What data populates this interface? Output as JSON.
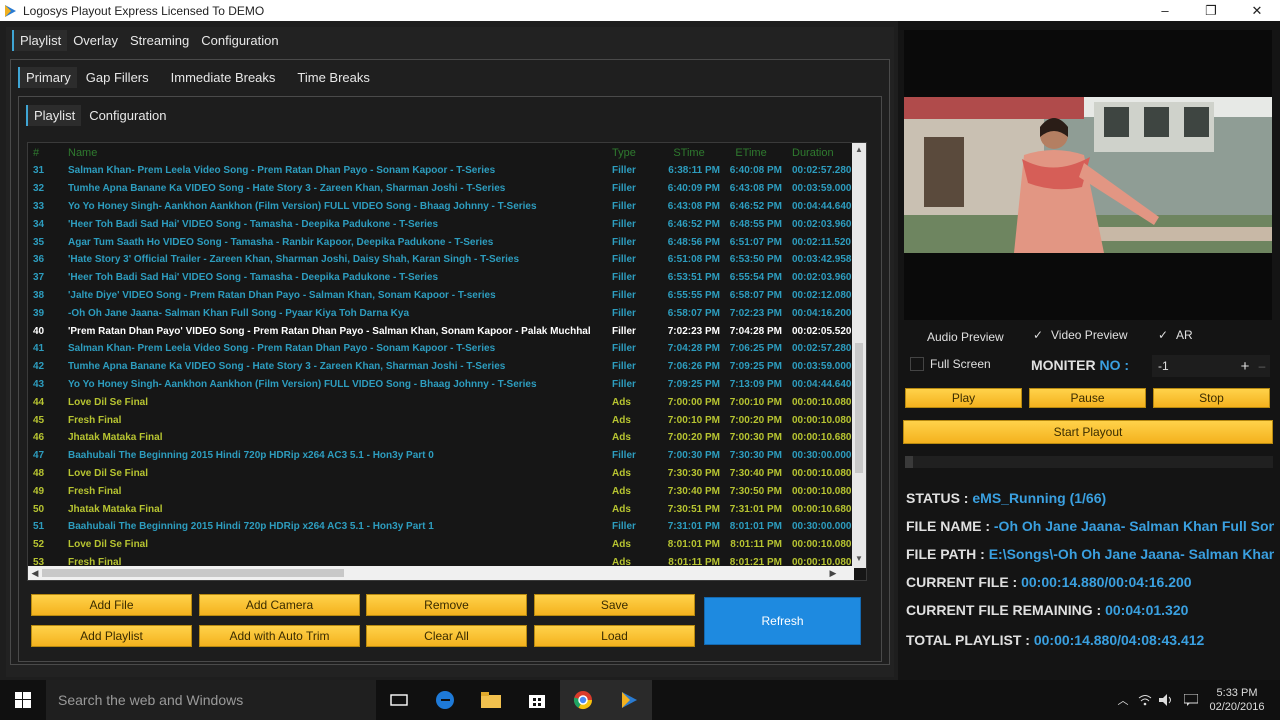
{
  "window": {
    "title": "Logosys Playout Express Licensed To DEMO",
    "min": "–",
    "max": "❐",
    "close": "✕"
  },
  "main_tabs": [
    "Playlist",
    "Overlay",
    "Streaming",
    "Configuration"
  ],
  "sub_tabs": [
    "Primary",
    "Gap Fillers",
    "Immediate Breaks",
    "Time Breaks"
  ],
  "inner_tabs": [
    "Playlist",
    "Configuration"
  ],
  "playlist": {
    "columns": [
      "#",
      "Name",
      "Type",
      "STime",
      "ETime",
      "Duration"
    ],
    "rows": [
      {
        "n": "31",
        "name": "Salman Khan- Prem Leela Video Song - Prem Ratan Dhan Payo - Sonam Kapoor - T-Series",
        "type": "Filler",
        "st": "6:38:11 PM",
        "et": "6:40:08 PM",
        "du": "00:02:57.280"
      },
      {
        "n": "32",
        "name": "Tumhe Apna Banane Ka VIDEO Song - Hate Story 3 - Zareen Khan, Sharman Joshi - T-Series",
        "type": "Filler",
        "st": "6:40:09 PM",
        "et": "6:43:08 PM",
        "du": "00:03:59.000"
      },
      {
        "n": "33",
        "name": "Yo Yo Honey Singh- Aankhon Aankhon (Film Version) FULL VIDEO Song - Bhaag Johnny - T-Series",
        "type": "Filler",
        "st": "6:43:08 PM",
        "et": "6:46:52 PM",
        "du": "00:04:44.640"
      },
      {
        "n": "34",
        "name": "'Heer Toh Badi Sad Hai' VIDEO Song - Tamasha - Deepika Padukone - T-Series",
        "type": "Filler",
        "st": "6:46:52 PM",
        "et": "6:48:55 PM",
        "du": "00:02:03.960"
      },
      {
        "n": "35",
        "name": "Agar Tum Saath Ho VIDEO Song - Tamasha - Ranbir Kapoor, Deepika Padukone - T-Series",
        "type": "Filler",
        "st": "6:48:56 PM",
        "et": "6:51:07 PM",
        "du": "00:02:11.520"
      },
      {
        "n": "36",
        "name": "'Hate Story 3' Official Trailer - Zareen Khan, Sharman Joshi, Daisy Shah, Karan Singh - T-Series",
        "type": "Filler",
        "st": "6:51:08 PM",
        "et": "6:53:50 PM",
        "du": "00:03:42.958"
      },
      {
        "n": "37",
        "name": "'Heer Toh Badi Sad Hai' VIDEO Song - Tamasha - Deepika Padukone - T-Series",
        "type": "Filler",
        "st": "6:53:51 PM",
        "et": "6:55:54 PM",
        "du": "00:02:03.960"
      },
      {
        "n": "38",
        "name": "'Jalte Diye' VIDEO Song - Prem Ratan Dhan Payo - Salman Khan, Sonam Kapoor - T-series",
        "type": "Filler",
        "st": "6:55:55 PM",
        "et": "6:58:07 PM",
        "du": "00:02:12.080"
      },
      {
        "n": "39",
        "name": "-Oh Oh Jane Jaana- Salman Khan Full Song - Pyaar Kiya Toh Darna Kya",
        "type": "Filler",
        "st": "6:58:07 PM",
        "et": "7:02:23 PM",
        "du": "00:04:16.200"
      },
      {
        "n": "40",
        "name": "'Prem Ratan Dhan Payo' VIDEO Song - Prem Ratan Dhan Payo - Salman Khan, Sonam Kapoor - Palak Muchhal",
        "type": "Filler",
        "st": "7:02:23 PM",
        "et": "7:04:28 PM",
        "du": "00:02:05.520",
        "current": true
      },
      {
        "n": "41",
        "name": "Salman Khan- Prem Leela Video Song - Prem Ratan Dhan Payo - Sonam Kapoor - T-Series",
        "type": "Filler",
        "st": "7:04:28 PM",
        "et": "7:06:25 PM",
        "du": "00:02:57.280"
      },
      {
        "n": "42",
        "name": "Tumhe Apna Banane Ka VIDEO Song - Hate Story 3 - Zareen Khan, Sharman Joshi - T-Series",
        "type": "Filler",
        "st": "7:06:26 PM",
        "et": "7:09:25 PM",
        "du": "00:03:59.000"
      },
      {
        "n": "43",
        "name": "Yo Yo Honey Singh- Aankhon Aankhon (Film Version) FULL VIDEO Song - Bhaag Johnny - T-Series",
        "type": "Filler",
        "st": "7:09:25 PM",
        "et": "7:13:09 PM",
        "du": "00:04:44.640"
      },
      {
        "n": "44",
        "name": "Love Dil Se Final",
        "type": "Ads",
        "st": "7:00:00 PM",
        "et": "7:00:10 PM",
        "du": "00:00:10.080"
      },
      {
        "n": "45",
        "name": "Fresh Final",
        "type": "Ads",
        "st": "7:00:10 PM",
        "et": "7:00:20 PM",
        "du": "00:00:10.080"
      },
      {
        "n": "46",
        "name": "Jhatak Mataka Final",
        "type": "Ads",
        "st": "7:00:20 PM",
        "et": "7:00:30 PM",
        "du": "00:00:10.680"
      },
      {
        "n": "47",
        "name": "Baahubali The Beginning 2015 Hindi 720p HDRip x264 AC3 5.1 - Hon3y Part 0",
        "type": "Filler",
        "st": "7:00:30 PM",
        "et": "7:30:30 PM",
        "du": "00:30:00.000"
      },
      {
        "n": "48",
        "name": "Love Dil Se Final",
        "type": "Ads",
        "st": "7:30:30 PM",
        "et": "7:30:40 PM",
        "du": "00:00:10.080"
      },
      {
        "n": "49",
        "name": "Fresh Final",
        "type": "Ads",
        "st": "7:30:40 PM",
        "et": "7:30:50 PM",
        "du": "00:00:10.080"
      },
      {
        "n": "50",
        "name": "Jhatak Mataka Final",
        "type": "Ads",
        "st": "7:30:51 PM",
        "et": "7:31:01 PM",
        "du": "00:00:10.680"
      },
      {
        "n": "51",
        "name": "Baahubali The Beginning 2015 Hindi 720p HDRip x264 AC3 5.1 - Hon3y Part 1",
        "type": "Filler",
        "st": "7:31:01 PM",
        "et": "8:01:01 PM",
        "du": "00:30:00.000"
      },
      {
        "n": "52",
        "name": "Love Dil Se Final",
        "type": "Ads",
        "st": "8:01:01 PM",
        "et": "8:01:11 PM",
        "du": "00:00:10.080"
      },
      {
        "n": "53",
        "name": "Fresh Final",
        "type": "Ads",
        "st": "8:01:11 PM",
        "et": "8:01:21 PM",
        "du": "00:00:10.080"
      }
    ]
  },
  "buttons": {
    "add_file": "Add File",
    "add_camera": "Add Camera",
    "remove": "Remove",
    "save": "Save",
    "add_playlist": "Add Playlist",
    "add_auto_trim": "Add with Auto Trim",
    "clear_all": "Clear All",
    "load": "Load",
    "refresh": "Refresh"
  },
  "preview_options": {
    "audio_preview": "Audio Preview",
    "video_preview": "Video Preview",
    "ar": "AR",
    "full_screen": "Full Screen",
    "moniter_label": "MONITER",
    "no_label": "NO :",
    "moniter_value": "-1",
    "plus": "+",
    "minus": "–"
  },
  "controls": {
    "play": "Play",
    "pause": "Pause",
    "stop": "Stop",
    "start_playout": "Start Playout"
  },
  "status": {
    "status_label": "STATUS :",
    "status_value": "eMS_Running (1/66)",
    "file_name_label": "FILE NAME :",
    "file_name_value": "-Oh Oh Jane Jaana- Salman Khan Full Song",
    "file_path_label": "FILE PATH :",
    "file_path_value": "E:\\Songs\\-Oh Oh Jane Jaana- Salman Khan",
    "current_file_label": "CURRENT FILE :",
    "current_file_value": "00:00:14.880/00:04:16.200",
    "remaining_label": "CURRENT FILE REMAINING :",
    "remaining_value": "00:04:01.320",
    "total_label": "TOTAL PLAYLIST :",
    "total_value": "00:00:14.880/04:08:43.412"
  },
  "taskbar": {
    "search_placeholder": "Search the web and Windows",
    "time": "5:33 PM",
    "date": "02/20/2016"
  },
  "colors": {
    "filler": "#2d9dbf",
    "ads": "#b7c431",
    "accent": "#f4b21e",
    "refresh": "#1e8ae0",
    "status_value": "#3aa0e0"
  }
}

####

Look through the records and count each line that holds "Beginning". Write only the total.

2